Some records:

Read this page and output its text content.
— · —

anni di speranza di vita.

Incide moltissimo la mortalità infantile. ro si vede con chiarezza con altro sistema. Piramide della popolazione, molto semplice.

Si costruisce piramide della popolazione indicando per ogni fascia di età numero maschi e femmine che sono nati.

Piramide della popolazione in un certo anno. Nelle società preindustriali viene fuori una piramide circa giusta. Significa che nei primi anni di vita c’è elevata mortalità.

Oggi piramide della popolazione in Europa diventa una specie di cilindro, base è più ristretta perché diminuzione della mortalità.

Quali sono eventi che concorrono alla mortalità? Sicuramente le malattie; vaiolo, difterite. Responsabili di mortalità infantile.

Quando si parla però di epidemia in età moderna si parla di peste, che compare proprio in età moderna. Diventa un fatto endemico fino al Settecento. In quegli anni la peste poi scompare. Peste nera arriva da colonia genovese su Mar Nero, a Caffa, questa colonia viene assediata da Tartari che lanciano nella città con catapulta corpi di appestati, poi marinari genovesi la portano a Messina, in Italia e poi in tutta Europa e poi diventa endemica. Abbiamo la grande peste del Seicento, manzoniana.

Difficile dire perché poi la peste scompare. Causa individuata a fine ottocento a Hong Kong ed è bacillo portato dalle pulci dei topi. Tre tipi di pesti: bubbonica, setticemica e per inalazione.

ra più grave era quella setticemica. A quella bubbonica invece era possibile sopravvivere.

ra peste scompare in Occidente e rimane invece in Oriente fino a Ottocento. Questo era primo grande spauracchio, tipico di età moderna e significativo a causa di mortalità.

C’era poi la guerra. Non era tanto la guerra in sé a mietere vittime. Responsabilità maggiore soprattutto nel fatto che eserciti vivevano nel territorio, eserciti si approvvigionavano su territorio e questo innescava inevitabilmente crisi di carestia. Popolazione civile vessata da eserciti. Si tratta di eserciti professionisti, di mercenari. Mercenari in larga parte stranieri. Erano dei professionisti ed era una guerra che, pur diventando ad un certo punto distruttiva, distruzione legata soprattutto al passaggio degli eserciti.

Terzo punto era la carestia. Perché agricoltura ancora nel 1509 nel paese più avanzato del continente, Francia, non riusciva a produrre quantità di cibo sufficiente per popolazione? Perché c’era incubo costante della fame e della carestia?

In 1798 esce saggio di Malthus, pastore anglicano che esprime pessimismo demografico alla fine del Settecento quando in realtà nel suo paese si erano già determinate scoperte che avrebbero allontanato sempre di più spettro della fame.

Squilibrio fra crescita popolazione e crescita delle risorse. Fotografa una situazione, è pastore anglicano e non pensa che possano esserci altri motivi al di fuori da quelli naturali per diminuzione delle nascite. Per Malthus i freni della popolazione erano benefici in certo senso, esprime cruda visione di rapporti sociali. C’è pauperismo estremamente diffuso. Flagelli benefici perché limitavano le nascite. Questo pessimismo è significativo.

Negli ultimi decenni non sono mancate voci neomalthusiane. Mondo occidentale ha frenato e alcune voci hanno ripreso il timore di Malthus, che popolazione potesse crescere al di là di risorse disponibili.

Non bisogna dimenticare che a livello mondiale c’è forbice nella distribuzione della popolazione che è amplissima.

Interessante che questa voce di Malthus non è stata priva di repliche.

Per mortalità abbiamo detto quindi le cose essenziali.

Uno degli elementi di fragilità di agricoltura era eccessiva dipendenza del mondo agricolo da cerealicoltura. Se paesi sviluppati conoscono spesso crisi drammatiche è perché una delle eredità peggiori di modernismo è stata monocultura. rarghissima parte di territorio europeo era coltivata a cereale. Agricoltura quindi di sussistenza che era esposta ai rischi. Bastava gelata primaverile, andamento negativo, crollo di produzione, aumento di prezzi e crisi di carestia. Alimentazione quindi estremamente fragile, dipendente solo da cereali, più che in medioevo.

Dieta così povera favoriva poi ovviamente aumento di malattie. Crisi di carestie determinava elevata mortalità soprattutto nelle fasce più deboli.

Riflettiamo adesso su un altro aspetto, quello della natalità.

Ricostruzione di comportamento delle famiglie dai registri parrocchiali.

__TASK PROMPT__
Print every line of the records exactly. Omit nothing.

__RESULT OF THE TASK__
Read this page and output its text content.
— · —

anni di speranza di vita.

Incide moltissimo la mortalità infantile. ro si vede con chiarezza con altro sistema. Piramide della popolazione, molto semplice.

Si costruisce piramide della popolazione indicando per ogni fascia di età numero maschi e femmine che sono nati.

Piramide della popolazione in un certo anno. Nelle società preindustriali viene fuori una piramide circa giusta. Significa che nei primi anni di vita c’è elevata mortalità.

Oggi piramide della popolazione in Europa diventa una specie di cilindro, base è più ristretta perché diminuzione della mortalità.

Quali sono eventi che concorrono alla mortalità? Sicuramente le malattie; vaiolo, difterite. Responsabili di mortalità infantile.

Quando si parla però di epidemia in età moderna si parla di peste, che compare proprio in età moderna. Diventa un fatto endemico fino al Settecento. In quegli anni la peste poi scompare. Peste nera arriva da colonia genovese su Mar Nero, a Caffa, questa colonia viene assediata da Tartari che lanciano nella città con catapulta corpi di appestati, poi marinari genovesi la portano a Messina, in Italia e poi in tutta Europa e poi diventa endemica. Abbiamo la grande peste del Seicento, manzoniana.

Difficile dire perché poi la peste scompare. Causa individuata a fine ottocento a Hong Kong ed è bacillo portato dalle pulci dei topi. Tre tipi di pesti: bubbonica, setticemica e per inalazione.

ra più grave era quella setticemica. A quella bubbonica invece era possibile sopravvivere.

ra peste scompare in Occidente e rimane invece in Oriente fino a Ottocento. Questo era primo grande spauracchio, tipico di età moderna e significativo a causa di mortalità.

C’era poi la guerra. Non era tanto la guerra in sé a mietere vittime. Responsabilità maggiore soprattutto nel fatto che eserciti vivevano nel territorio, eserciti si approvvigionavano su territorio e questo innescava inevitabilmente crisi di carestia. Popolazione civile vessata da eserciti. Si tratta di eserciti professionisti, di mercenari. Mercenari in larga parte stranieri. Erano dei professionisti ed era una guerra che, pur diventando ad un certo punto distruttiva, distruzione legata soprattutto al passaggio degli eserciti.

Terzo punto era la carestia. Perché agricoltura ancora nel 1509 nel paese più avanzato del continente, Francia, non riusciva a produrre quantità di cibo sufficiente per popolazione? Perché c’era incubo costante della fame e della carestia?

In 1798 esce saggio di Malthus, pastore anglicano che esprime pessimismo demografico alla fine del Settecento quando in realtà nel suo paese si erano già determinate scoperte che avrebbero allontanato sempre di più spettro della fame.

Squilibrio fra crescita popolazione e crescita delle risorse. Fotografa una situazione, è pastore anglicano e non pensa che possano esserci altri motivi al di fuori da quelli naturali per diminuzione delle nascite. Per Malthus i freni della popolazione erano benefici in certo senso, esprime cruda visione di rapporti sociali. C’è pauperismo estremamente diffuso. Flagelli benefici perché limitavano le nascite. Questo pessimismo è significativo.

Negli ultimi decenni non sono mancate voci neomalthusiane. Mondo occidentale ha frenato e alcune voci hanno ripreso il timore di Malthus, che popolazione potesse crescere al di là di risorse disponibili.

Non bisogna dimenticare che a livello mondiale c’è forbice nella distribuzione della popolazione che è amplissima.

Interessante che questa voce di Malthus non è stata priva di repliche.

Per mortalità abbiamo detto quindi le cose essenziali.

Uno degli elementi di fragilità di agricoltura era eccessiva dipendenza del mondo agricolo da cerealicoltura. Se paesi sviluppati conoscono spesso crisi drammatiche è perché una delle eredità peggiori di modernismo è stata monocultura. rarghissima parte di territorio europeo era coltivata a cereale. Agricoltura quindi di sussistenza che era esposta ai rischi. Bastava gelata primaverile, andamento negativo, crollo di produzione, aumento di prezzi e crisi di carestia. Alimentazione quindi estremamente fragile, dipendente solo da cereali, più che in medioevo.

Dieta così povera favoriva poi ovviamente aumento di malattie. Crisi di carestie determinava elevata mortalità soprattutto nelle fasce più deboli.

Riflettiamo adesso su un altro aspetto, quello della natalità.

Ricostruzione di comportamento delle famiglie dai registri parrocchiali.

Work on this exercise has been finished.